## Instructions to follow
Look through the data below and say how many of its lines contain "Java", adding nothing else.

(Collected data)
··········

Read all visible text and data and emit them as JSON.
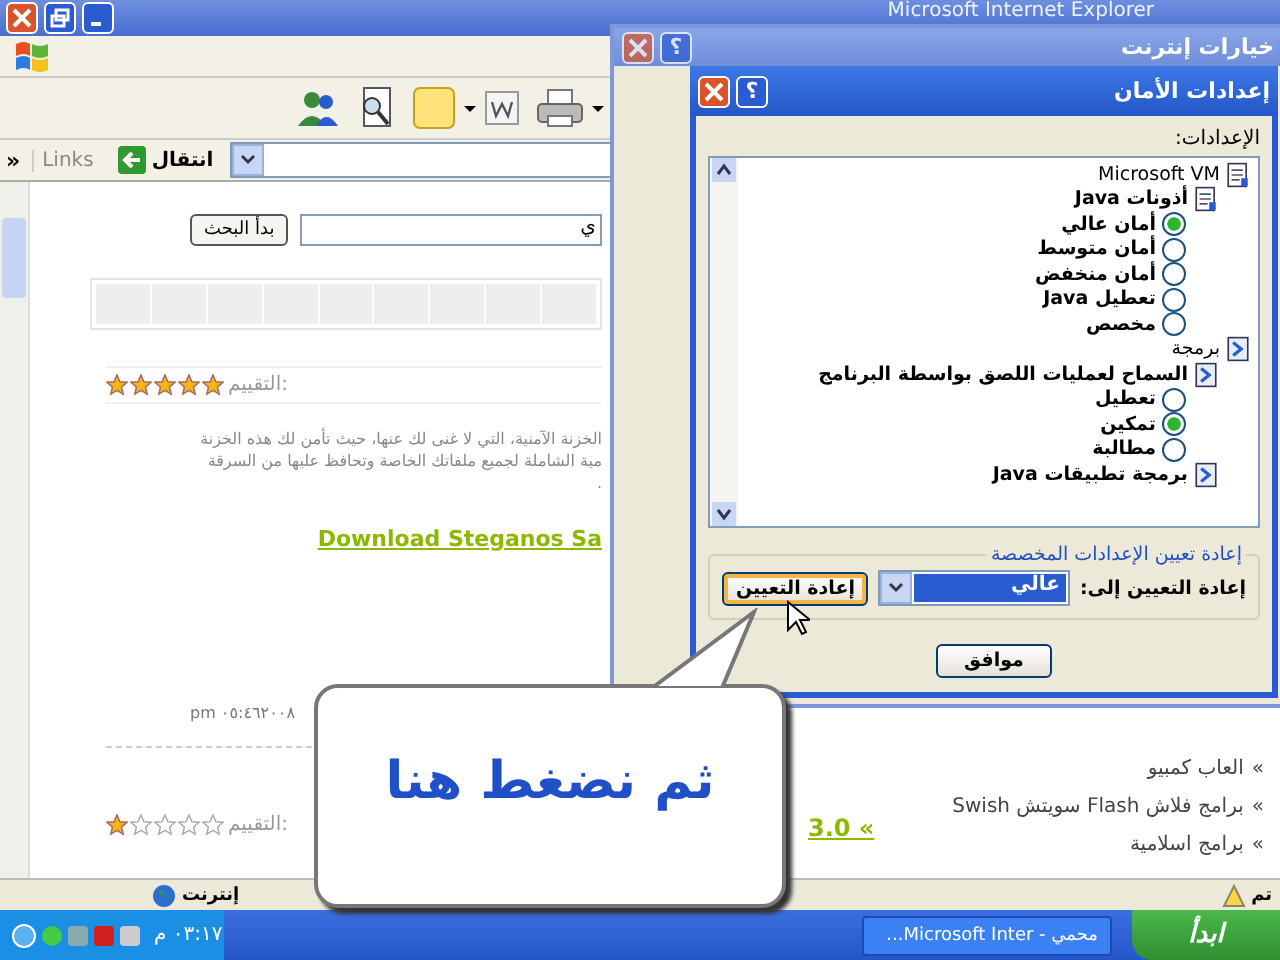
{
  "browser": {
    "title": "Microsoft Internet Explorer",
    "address": {
      "go_label": "انتقال",
      "links_label": "Links",
      "more": "»"
    },
    "search": {
      "button": "بدأ البحث",
      "value": "ي"
    },
    "status": {
      "text": "تم",
      "zone": "إنترنت"
    }
  },
  "page": {
    "rating": {
      "label": "التقييم:",
      "stars": 5
    },
    "description": [
      "الخزنة الآمنية، التي لا غنى لك عنها، حيث تأمن لك هذه الخزنة",
      "مية الشاملة لجميع ملفاتك الخاصة وتحافظ عليها من السرقة",
      "."
    ],
    "download_link": "Download Steganos Sa",
    "date": "pm ٠٥:٤٦٢٠٠٨",
    "rating_2": {
      "label": "التقييم:",
      "stars": 1
    },
    "version_link": "3.0 «",
    "side_links": [
      {
        "marker": "»",
        "text": "العاب كمبيو"
      },
      {
        "marker": "»",
        "text": "برامج فلاش Flash سويتش Swish"
      },
      {
        "marker": "»",
        "text": "برامج اسلامية"
      }
    ]
  },
  "options_dialog": {
    "title": "خيارات إنترنت",
    "help": "؟"
  },
  "security_dialog": {
    "title": "إعدادات الأمان",
    "help": "؟",
    "settings_label": "الإعدادات:",
    "tree": [
      {
        "kind": "doc",
        "label": "Microsoft VM",
        "children": [
          {
            "kind": "doc",
            "label": "أذونات Java",
            "children": [
              {
                "kind": "radio",
                "label": "أمان عالي",
                "selected": true
              },
              {
                "kind": "radio",
                "label": "أمان متوسط",
                "selected": false
              },
              {
                "kind": "radio",
                "label": "أمان منخفض",
                "selected": false
              },
              {
                "kind": "radio",
                "label": "تعطيل Java",
                "selected": false
              },
              {
                "kind": "radio",
                "label": "مخصص",
                "selected": false
              }
            ]
          }
        ]
      },
      {
        "kind": "script",
        "label": "برمجة",
        "children": [
          {
            "kind": "script",
            "label": "السماح لعمليات اللصق بواسطة البرنامج",
            "children": [
              {
                "kind": "radio",
                "label": "تعطيل",
                "selected": false
              },
              {
                "kind": "radio",
                "label": "تمكين",
                "selected": true
              },
              {
                "kind": "radio",
                "label": "مطالبة",
                "selected": false
              }
            ]
          },
          {
            "kind": "script",
            "label": "برمجة تطبيقات Java"
          }
        ]
      }
    ],
    "reset_group": "إعادة تعيين الإعدادات المخصصة",
    "reset_label": "إعادة التعيين إلى:",
    "reset_value": "عالي",
    "reset_button": "إعادة التعيين",
    "ok_button": "موافق"
  },
  "callout": {
    "text": "ثم نضغط هنا"
  },
  "taskbar": {
    "start": "ابدأ",
    "task": "...Microsoft Inter - محمي",
    "clock": "٠٣:١٧ م"
  }
}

··········

## Solution to the exercise
3